_Input_.

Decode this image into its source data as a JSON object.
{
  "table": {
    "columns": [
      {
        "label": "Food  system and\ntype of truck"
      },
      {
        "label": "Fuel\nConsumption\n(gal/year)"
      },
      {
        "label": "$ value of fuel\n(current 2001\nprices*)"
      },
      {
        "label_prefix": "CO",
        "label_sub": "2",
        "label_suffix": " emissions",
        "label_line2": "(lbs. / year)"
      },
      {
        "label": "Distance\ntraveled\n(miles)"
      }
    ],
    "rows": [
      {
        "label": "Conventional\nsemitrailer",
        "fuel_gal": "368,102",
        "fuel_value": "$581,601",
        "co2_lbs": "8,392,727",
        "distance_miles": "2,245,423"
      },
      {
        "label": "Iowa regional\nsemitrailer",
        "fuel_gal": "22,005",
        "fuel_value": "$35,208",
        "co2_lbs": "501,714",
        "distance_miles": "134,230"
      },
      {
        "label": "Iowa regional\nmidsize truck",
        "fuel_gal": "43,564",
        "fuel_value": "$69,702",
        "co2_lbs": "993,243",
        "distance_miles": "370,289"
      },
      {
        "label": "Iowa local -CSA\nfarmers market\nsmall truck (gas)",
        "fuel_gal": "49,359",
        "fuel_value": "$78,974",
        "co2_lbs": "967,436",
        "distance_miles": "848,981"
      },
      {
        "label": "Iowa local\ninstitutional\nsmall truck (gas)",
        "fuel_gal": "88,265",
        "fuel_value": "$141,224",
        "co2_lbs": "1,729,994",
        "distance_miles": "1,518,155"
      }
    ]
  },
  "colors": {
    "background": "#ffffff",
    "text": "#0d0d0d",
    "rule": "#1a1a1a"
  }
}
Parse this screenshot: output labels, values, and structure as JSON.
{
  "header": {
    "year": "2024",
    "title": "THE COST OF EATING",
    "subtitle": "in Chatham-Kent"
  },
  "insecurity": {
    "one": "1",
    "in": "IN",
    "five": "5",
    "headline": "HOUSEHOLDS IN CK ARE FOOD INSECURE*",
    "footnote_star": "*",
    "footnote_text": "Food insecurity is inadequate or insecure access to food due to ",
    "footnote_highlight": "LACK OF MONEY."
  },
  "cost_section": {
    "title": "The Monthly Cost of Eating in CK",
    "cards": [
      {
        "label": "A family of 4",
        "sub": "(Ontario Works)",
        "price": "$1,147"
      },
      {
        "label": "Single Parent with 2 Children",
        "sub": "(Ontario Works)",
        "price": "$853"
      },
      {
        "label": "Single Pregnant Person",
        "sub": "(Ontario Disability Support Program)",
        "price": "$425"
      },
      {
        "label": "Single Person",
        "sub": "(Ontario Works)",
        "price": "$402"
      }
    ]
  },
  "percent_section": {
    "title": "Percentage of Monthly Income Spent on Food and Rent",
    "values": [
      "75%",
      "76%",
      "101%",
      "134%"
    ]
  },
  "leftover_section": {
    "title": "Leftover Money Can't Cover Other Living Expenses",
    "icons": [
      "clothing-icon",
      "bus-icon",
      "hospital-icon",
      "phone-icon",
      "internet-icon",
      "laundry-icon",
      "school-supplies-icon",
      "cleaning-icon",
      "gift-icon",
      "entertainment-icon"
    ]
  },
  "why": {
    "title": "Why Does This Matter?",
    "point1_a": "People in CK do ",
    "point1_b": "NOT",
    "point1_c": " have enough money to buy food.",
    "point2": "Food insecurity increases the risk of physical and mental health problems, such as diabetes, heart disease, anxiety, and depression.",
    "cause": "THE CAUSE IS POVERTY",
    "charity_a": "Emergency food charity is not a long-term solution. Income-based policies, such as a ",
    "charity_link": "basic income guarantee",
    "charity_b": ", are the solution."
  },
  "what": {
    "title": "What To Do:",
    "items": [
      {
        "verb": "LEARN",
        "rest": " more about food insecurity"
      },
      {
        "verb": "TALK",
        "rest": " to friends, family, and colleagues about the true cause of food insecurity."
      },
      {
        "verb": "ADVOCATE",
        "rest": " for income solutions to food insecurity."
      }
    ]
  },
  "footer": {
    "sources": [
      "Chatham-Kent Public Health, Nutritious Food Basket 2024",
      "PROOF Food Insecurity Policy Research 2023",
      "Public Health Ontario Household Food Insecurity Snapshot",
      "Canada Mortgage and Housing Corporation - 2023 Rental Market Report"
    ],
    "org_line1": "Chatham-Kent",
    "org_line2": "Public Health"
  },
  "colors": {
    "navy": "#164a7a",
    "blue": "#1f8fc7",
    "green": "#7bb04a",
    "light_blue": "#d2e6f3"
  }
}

_Stated exercise_.
Write out the whole listing again, exactly as it stands.

_Response to this exercise_.
Decode this image into its source data as a JSON object.
{
  "table": {
    "columns": [
      {
        "label": "Food  system and\ntype of truck"
      },
      {
        "label": "Fuel\nConsumption\n(gal/year)"
      },
      {
        "label": "$ value of fuel\n(current 2001\nprices*)"
      },
      {
        "label_prefix": "CO",
        "label_sub": "2",
        "label_suffix": " emissions",
        "label_line2": "(lbs. / year)"
      },
      {
        "label": "Distance\ntraveled\n(miles)"
      }
    ],
    "rows": [
      {
        "label": "Conventional\nsemitrailer",
        "fuel_gal": "368,102",
        "fuel_value": "$581,601",
        "co2_lbs": "8,392,727",
        "distance_miles": "2,245,423"
      },
      {
        "label": "Iowa regional\nsemitrailer",
        "fuel_gal": "22,005",
        "fuel_value": "$35,208",
        "co2_lbs": "501,714",
        "distance_miles": "134,230"
      },
      {
        "label": "Iowa regional\nmidsize truck",
        "fuel_gal": "43,564",
        "fuel_value": "$69,702",
        "co2_lbs": "993,243",
        "distance_miles": "370,289"
      },
      {
        "label": "Iowa local -CSA\nfarmers market\nsmall truck (gas)",
        "fuel_gal": "49,359",
        "fuel_value": "$78,974",
        "co2_lbs": "967,436",
        "distance_miles": "848,981"
      },
      {
        "label": "Iowa local\ninstitutional\nsmall truck (gas)",
        "fuel_gal": "88,265",
        "fuel_value": "$141,224",
        "co2_lbs": "1,729,994",
        "distance_miles": "1,518,155"
      }
    ]
  },
  "colors": {
    "background": "#ffffff",
    "text": "#0d0d0d",
    "rule": "#1a1a1a"
  }
}
Parse this screenshot: output labels, values, and structure as JSON.
{
  "header": {
    "year": "2024",
    "title": "THE COST OF EATING",
    "subtitle": "in Chatham-Kent"
  },
  "insecurity": {
    "one": "1",
    "in": "IN",
    "five": "5",
    "headline": "HOUSEHOLDS IN CK ARE FOOD INSECURE*",
    "footnote_star": "*",
    "footnote_text": "Food insecurity is inadequate or insecure access to food due to ",
    "footnote_highlight": "LACK OF MONEY."
  },
  "cost_section": {
    "title": "The Monthly Cost of Eating in CK",
    "cards": [
      {
        "label": "A family of 4",
        "sub": "(Ontario Works)",
        "price": "$1,147"
      },
      {
        "label": "Single Parent with 2 Children",
        "sub": "(Ontario Works)",
        "price": "$853"
      },
      {
        "label": "Single Pregnant Person",
        "sub": "(Ontario Disability Support Program)",
        "price": "$425"
      },
      {
        "label": "Single Person",
        "sub": "(Ontario Works)",
        "price": "$402"
      }
    ]
  },
  "percent_section": {
    "title": "Percentage of Monthly Income Spent on Food and Rent",
    "values": [
      "75%",
      "76%",
      "101%",
      "134%"
    ]
  },
  "leftover_section": {
    "title": "Leftover Money Can't Cover Other Living Expenses",
    "icons": [
      "clothing-icon",
      "bus-icon",
      "hospital-icon",
      "phone-icon",
      "internet-icon",
      "laundry-icon",
      "school-supplies-icon",
      "cleaning-icon",
      "gift-icon",
      "entertainment-icon"
    ]
  },
  "why": {
    "title": "Why Does This Matter?",
    "point1_a": "People in CK do ",
    "point1_b": "NOT",
    "point1_c": " have enough money to buy food.",
    "point2": "Food insecurity increases the risk of physical and mental health problems, such as diabetes, heart disease, anxiety, and depression.",
    "cause": "THE CAUSE IS POVERTY",
    "charity_a": "Emergency food charity is not a long-term solution. Income-based policies, such as a ",
    "charity_link": "basic income guarantee",
    "charity_b": ", are the solution."
  },
  "what": {
    "title": "What To Do:",
    "items": [
      {
        "verb": "LEARN",
        "rest": " more about food insecurity"
      },
      {
        "verb": "TALK",
        "rest": " to friends, family, and colleagues about the true cause of food insecurity."
      },
      {
        "verb": "ADVOCATE",
        "rest": " for income solutions to food insecurity."
      }
    ]
  },
  "footer": {
    "sources": [
      "Chatham-Kent Public Health, Nutritious Food Basket 2024",
      "PROOF Food Insecurity Policy Research 2023",
      "Public Health Ontario Household Food Insecurity Snapshot",
      "Canada Mortgage and Housing Corporation - 2023 Rental Market Report"
    ],
    "org_line1": "Chatham-Kent",
    "org_line2": "Public Health"
  },
  "colors": {
    "navy": "#164a7a",
    "blue": "#1f8fc7",
    "green": "#7bb04a",
    "light_blue": "#d2e6f3"
  }
}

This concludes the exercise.